Exercise: Each record below should appear again exactly as written.

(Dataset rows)
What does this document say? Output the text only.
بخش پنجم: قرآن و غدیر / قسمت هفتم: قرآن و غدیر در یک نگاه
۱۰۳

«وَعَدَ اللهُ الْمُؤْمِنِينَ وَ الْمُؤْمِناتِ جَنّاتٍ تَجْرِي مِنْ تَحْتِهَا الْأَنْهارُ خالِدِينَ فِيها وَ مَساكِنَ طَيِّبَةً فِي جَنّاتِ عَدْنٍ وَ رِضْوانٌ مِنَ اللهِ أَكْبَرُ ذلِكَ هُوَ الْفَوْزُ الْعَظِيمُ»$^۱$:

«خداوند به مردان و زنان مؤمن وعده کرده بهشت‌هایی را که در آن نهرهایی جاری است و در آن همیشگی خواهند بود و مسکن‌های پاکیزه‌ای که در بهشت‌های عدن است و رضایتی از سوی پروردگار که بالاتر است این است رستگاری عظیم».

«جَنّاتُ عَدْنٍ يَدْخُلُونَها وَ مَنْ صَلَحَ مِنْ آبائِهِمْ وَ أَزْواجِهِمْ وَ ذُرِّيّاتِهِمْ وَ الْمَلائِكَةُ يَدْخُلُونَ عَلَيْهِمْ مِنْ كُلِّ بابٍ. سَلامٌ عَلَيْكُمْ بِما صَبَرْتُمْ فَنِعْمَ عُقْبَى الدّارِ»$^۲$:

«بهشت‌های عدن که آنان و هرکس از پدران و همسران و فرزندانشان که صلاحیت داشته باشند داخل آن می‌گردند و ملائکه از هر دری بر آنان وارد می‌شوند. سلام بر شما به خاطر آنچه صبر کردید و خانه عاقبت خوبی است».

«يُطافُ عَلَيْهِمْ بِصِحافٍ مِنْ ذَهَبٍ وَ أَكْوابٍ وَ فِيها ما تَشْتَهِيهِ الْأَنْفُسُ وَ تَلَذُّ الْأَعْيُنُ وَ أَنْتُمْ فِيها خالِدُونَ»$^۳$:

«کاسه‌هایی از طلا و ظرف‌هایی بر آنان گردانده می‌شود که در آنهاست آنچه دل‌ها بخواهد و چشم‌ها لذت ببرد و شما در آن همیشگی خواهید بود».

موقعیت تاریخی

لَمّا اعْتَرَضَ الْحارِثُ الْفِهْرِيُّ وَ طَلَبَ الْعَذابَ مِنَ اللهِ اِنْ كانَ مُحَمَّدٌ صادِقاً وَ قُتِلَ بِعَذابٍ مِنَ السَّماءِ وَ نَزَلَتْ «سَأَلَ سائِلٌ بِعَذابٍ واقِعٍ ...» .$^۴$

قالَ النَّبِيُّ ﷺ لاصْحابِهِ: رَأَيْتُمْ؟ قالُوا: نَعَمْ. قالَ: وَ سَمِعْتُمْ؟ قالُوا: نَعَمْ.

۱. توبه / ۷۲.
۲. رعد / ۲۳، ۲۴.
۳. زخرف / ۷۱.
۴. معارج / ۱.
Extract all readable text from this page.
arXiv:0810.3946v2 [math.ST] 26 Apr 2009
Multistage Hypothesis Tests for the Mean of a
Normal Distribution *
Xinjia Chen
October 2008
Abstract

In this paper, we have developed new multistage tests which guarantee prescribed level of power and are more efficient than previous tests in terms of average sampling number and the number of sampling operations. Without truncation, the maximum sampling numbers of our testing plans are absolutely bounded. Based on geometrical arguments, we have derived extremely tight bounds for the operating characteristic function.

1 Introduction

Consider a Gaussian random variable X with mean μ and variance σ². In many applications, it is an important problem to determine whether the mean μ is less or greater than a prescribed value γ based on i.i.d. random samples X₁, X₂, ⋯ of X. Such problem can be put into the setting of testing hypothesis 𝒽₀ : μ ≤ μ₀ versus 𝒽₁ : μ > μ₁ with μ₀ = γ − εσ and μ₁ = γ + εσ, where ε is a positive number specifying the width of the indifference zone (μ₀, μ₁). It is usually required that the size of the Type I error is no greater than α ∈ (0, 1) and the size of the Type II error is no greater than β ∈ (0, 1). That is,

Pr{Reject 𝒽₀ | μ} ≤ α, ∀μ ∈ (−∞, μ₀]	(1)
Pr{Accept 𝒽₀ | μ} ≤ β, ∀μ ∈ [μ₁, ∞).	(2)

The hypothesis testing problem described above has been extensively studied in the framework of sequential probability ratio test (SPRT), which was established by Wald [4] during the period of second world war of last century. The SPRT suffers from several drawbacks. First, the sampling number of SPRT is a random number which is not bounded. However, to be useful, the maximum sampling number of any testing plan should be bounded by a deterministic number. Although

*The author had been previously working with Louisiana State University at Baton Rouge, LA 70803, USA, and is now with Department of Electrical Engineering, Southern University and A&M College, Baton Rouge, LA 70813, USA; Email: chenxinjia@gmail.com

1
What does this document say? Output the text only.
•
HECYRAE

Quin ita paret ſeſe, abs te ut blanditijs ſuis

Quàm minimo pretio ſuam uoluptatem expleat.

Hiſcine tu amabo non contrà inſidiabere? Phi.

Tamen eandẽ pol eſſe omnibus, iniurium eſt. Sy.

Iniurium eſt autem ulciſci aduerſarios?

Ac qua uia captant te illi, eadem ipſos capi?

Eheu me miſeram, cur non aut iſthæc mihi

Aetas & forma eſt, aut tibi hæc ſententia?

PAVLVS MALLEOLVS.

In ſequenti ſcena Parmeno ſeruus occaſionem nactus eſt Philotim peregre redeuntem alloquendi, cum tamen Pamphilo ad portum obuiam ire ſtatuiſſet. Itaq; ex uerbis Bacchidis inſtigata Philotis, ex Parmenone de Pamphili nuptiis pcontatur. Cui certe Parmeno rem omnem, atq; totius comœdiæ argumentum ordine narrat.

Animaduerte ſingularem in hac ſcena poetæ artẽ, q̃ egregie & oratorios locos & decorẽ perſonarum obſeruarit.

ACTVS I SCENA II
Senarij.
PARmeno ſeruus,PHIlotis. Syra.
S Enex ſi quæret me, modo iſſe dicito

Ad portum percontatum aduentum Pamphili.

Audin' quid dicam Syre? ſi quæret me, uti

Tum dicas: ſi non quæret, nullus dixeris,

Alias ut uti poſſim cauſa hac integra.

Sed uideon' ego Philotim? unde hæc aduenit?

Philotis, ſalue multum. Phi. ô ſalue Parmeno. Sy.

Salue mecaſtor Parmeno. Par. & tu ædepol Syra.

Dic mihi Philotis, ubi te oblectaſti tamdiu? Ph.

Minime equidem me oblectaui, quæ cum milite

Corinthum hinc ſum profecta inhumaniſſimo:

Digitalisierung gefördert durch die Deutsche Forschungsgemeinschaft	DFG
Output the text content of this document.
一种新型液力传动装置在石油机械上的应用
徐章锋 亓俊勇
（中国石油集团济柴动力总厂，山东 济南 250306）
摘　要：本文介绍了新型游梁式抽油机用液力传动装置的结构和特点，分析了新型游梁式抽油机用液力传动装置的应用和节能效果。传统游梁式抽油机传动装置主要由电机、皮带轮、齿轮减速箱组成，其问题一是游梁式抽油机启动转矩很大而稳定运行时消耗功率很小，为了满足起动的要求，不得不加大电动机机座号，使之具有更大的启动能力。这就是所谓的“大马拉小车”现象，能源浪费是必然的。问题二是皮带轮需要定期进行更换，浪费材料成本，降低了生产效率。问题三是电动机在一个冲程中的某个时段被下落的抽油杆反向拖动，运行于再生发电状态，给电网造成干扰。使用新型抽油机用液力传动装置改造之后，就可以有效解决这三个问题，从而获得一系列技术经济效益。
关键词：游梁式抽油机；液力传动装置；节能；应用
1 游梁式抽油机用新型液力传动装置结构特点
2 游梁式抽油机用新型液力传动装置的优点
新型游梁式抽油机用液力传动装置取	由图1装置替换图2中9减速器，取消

Response:
What does this document say? Output the text only.
بخش پنجم: قرآن و غدیر / قسمت هفتم: قرآن و غدیر در یک نگاه
۱۰۳

«وَعَدَ اللهُ الْمُؤْمِنِينَ وَ الْمُؤْمِناتِ جَنّاتٍ تَجْرِي مِنْ تَحْتِهَا الْأَنْهارُ خالِدِينَ فِيها وَ مَساكِنَ طَيِّبَةً فِي جَنّاتِ عَدْنٍ وَ رِضْوانٌ مِنَ اللهِ أَكْبَرُ ذلِكَ هُوَ الْفَوْزُ الْعَظِيمُ»$^۱$:

«خداوند به مردان و زنان مؤمن وعده کرده بهشت‌هایی را که در آن نهرهایی جاری است و در آن همیشگی خواهند بود و مسکن‌های پاکیزه‌ای که در بهشت‌های عدن است و رضایتی از سوی پروردگار که بالاتر است این است رستگاری عظیم».

«جَنّاتُ عَدْنٍ يَدْخُلُونَها وَ مَنْ صَلَحَ مِنْ آبائِهِمْ وَ أَزْواجِهِمْ وَ ذُرِّيّاتِهِمْ وَ الْمَلائِكَةُ يَدْخُلُونَ عَلَيْهِمْ مِنْ كُلِّ بابٍ. سَلامٌ عَلَيْكُمْ بِما صَبَرْتُمْ فَنِعْمَ عُقْبَى الدّارِ»$^۲$:

«بهشت‌های عدن که آنان و هرکس از پدران و همسران و فرزندانشان که صلاحیت داشته باشند داخل آن می‌گردند و ملائکه از هر دری بر آنان وارد می‌شوند. سلام بر شما به خاطر آنچه صبر کردید و خانه عاقبت خوبی است».

«يُطافُ عَلَيْهِمْ بِصِحافٍ مِنْ ذَهَبٍ وَ أَكْوابٍ وَ فِيها ما تَشْتَهِيهِ الْأَنْفُسُ وَ تَلَذُّ الْأَعْيُنُ وَ أَنْتُمْ فِيها خالِدُونَ»$^۳$:

«کاسه‌هایی از طلا و ظرف‌هایی بر آنان گردانده می‌شود که در آنهاست آنچه دل‌ها بخواهد و چشم‌ها لذت ببرد و شما در آن همیشگی خواهید بود».

موقعیت تاریخی

لَمّا اعْتَرَضَ الْحارِثُ الْفِهْرِيُّ وَ طَلَبَ الْعَذابَ مِنَ اللهِ اِنْ كانَ مُحَمَّدٌ صادِقاً وَ قُتِلَ بِعَذابٍ مِنَ السَّماءِ وَ نَزَلَتْ «سَأَلَ سائِلٌ بِعَذابٍ واقِعٍ ...» .$^۴$

قالَ النَّبِيُّ ﷺ لاصْحابِهِ: رَأَيْتُمْ؟ قالُوا: نَعَمْ. قالَ: وَ سَمِعْتُمْ؟ قالُوا: نَعَمْ.

۱. توبه / ۷۲.
۲. رعد / ۲۳، ۲۴.
۳. زخرف / ۷۱.
۴. معارج / ۱.
Extract all readable text from this page.
arXiv:0810.3946v2 [math.ST] 26 Apr 2009
Multistage Hypothesis Tests for the Mean of a
Normal Distribution *
Xinjia Chen
October 2008
Abstract

In this paper, we have developed new multistage tests which guarantee prescribed level of power and are more efficient than previous tests in terms of average sampling number and the number of sampling operations. Without truncation, the maximum sampling numbers of our testing plans are absolutely bounded. Based on geometrical arguments, we have derived extremely tight bounds for the operating characteristic function.

1 Introduction

Consider a Gaussian random variable X with mean μ and variance σ². In many applications, it is an important problem to determine whether the mean μ is less or greater than a prescribed value γ based on i.i.d. random samples X₁, X₂, ⋯ of X. Such problem can be put into the setting of testing hypothesis 𝒽₀ : μ ≤ μ₀ versus 𝒽₁ : μ > μ₁ with μ₀ = γ − εσ and μ₁ = γ + εσ, where ε is a positive number specifying the width of the indifference zone (μ₀, μ₁). It is usually required that the size of the Type I error is no greater than α ∈ (0, 1) and the size of the Type II error is no greater than β ∈ (0, 1). That is,

Pr{Reject 𝒽₀ | μ} ≤ α, ∀μ ∈ (−∞, μ₀]	(1)
Pr{Accept 𝒽₀ | μ} ≤ β, ∀μ ∈ [μ₁, ∞).	(2)

The hypothesis testing problem described above has been extensively studied in the framework of sequential probability ratio test (SPRT), which was established by Wald [4] during the period of second world war of last century. The SPRT suffers from several drawbacks. First, the sampling number of SPRT is a random number which is not bounded. However, to be useful, the maximum sampling number of any testing plan should be bounded by a deterministic number. Although

*The author had been previously working with Louisiana State University at Baton Rouge, LA 70803, USA, and is now with Department of Electrical Engineering, Southern University and A&M College, Baton Rouge, LA 70813, USA; Email: chenxinjia@gmail.com

1
What does this document say? Output the text only.
•
HECYRAE

Quin ita paret ſeſe, abs te ut blanditijs ſuis

Quàm minimo pretio ſuam uoluptatem expleat.

Hiſcine tu amabo non contrà inſidiabere? Phi.

Tamen eandẽ pol eſſe omnibus, iniurium eſt. Sy.

Iniurium eſt autem ulciſci aduerſarios?

Ac qua uia captant te illi, eadem ipſos capi?

Eheu me miſeram, cur non aut iſthæc mihi

Aetas & forma eſt, aut tibi hæc ſententia?

PAVLVS MALLEOLVS.

In ſequenti ſcena Parmeno ſeruus occaſionem nactus eſt Philotim peregre redeuntem alloquendi, cum tamen Pamphilo ad portum obuiam ire ſtatuiſſet. Itaq; ex uerbis Bacchidis inſtigata Philotis, ex Parmenone de Pamphili nuptiis pcontatur. Cui certe Parmeno rem omnem, atq; totius comœdiæ argumentum ordine narrat.

Animaduerte ſingularem in hac ſcena poetæ artẽ, q̃ egregie & oratorios locos & decorẽ perſonarum obſeruarit.

ACTVS I SCENA II
Senarij.
PARmeno ſeruus,PHIlotis. Syra.
S Enex ſi quæret me, modo iſſe dicito

Ad portum percontatum aduentum Pamphili.

Audin' quid dicam Syre? ſi quæret me, uti

Tum dicas: ſi non quæret, nullus dixeris,

Alias ut uti poſſim cauſa hac integra.

Sed uideon' ego Philotim? unde hæc aduenit?

Philotis, ſalue multum. Phi. ô ſalue Parmeno. Sy.

Salue mecaſtor Parmeno. Par. & tu ædepol Syra.

Dic mihi Philotis, ubi te oblectaſti tamdiu? Ph.

Minime equidem me oblectaui, quæ cum milite

Corinthum hinc ſum profecta inhumaniſſimo:

Digitalisierung gefördert durch die Deutsche Forschungsgemeinschaft	DFG
Output the text content of this document.
一种新型液力传动装置在石油机械上的应用
徐章锋 亓俊勇
（中国石油集团济柴动力总厂，山东 济南 250306）
摘　要：本文介绍了新型游梁式抽油机用液力传动装置的结构和特点，分析了新型游梁式抽油机用液力传动装置的应用和节能效果。传统游梁式抽油机传动装置主要由电机、皮带轮、齿轮减速箱组成，其问题一是游梁式抽油机启动转矩很大而稳定运行时消耗功率很小，为了满足起动的要求，不得不加大电动机机座号，使之具有更大的启动能力。这就是所谓的“大马拉小车”现象，能源浪费是必然的。问题二是皮带轮需要定期进行更换，浪费材料成本，降低了生产效率。问题三是电动机在一个冲程中的某个时段被下落的抽油杆反向拖动，运行于再生发电状态，给电网造成干扰。使用新型抽油机用液力传动装置改造之后，就可以有效解决这三个问题，从而获得一系列技术经济效益。
关键词：游梁式抽油机；液力传动装置；节能；应用
1 游梁式抽油机用新型液力传动装置结构特点
2 游梁式抽油机用新型液力传动装置的优点
新型游梁式抽油机用液力传动装置取	由图1装置替换图2中9减速器，取消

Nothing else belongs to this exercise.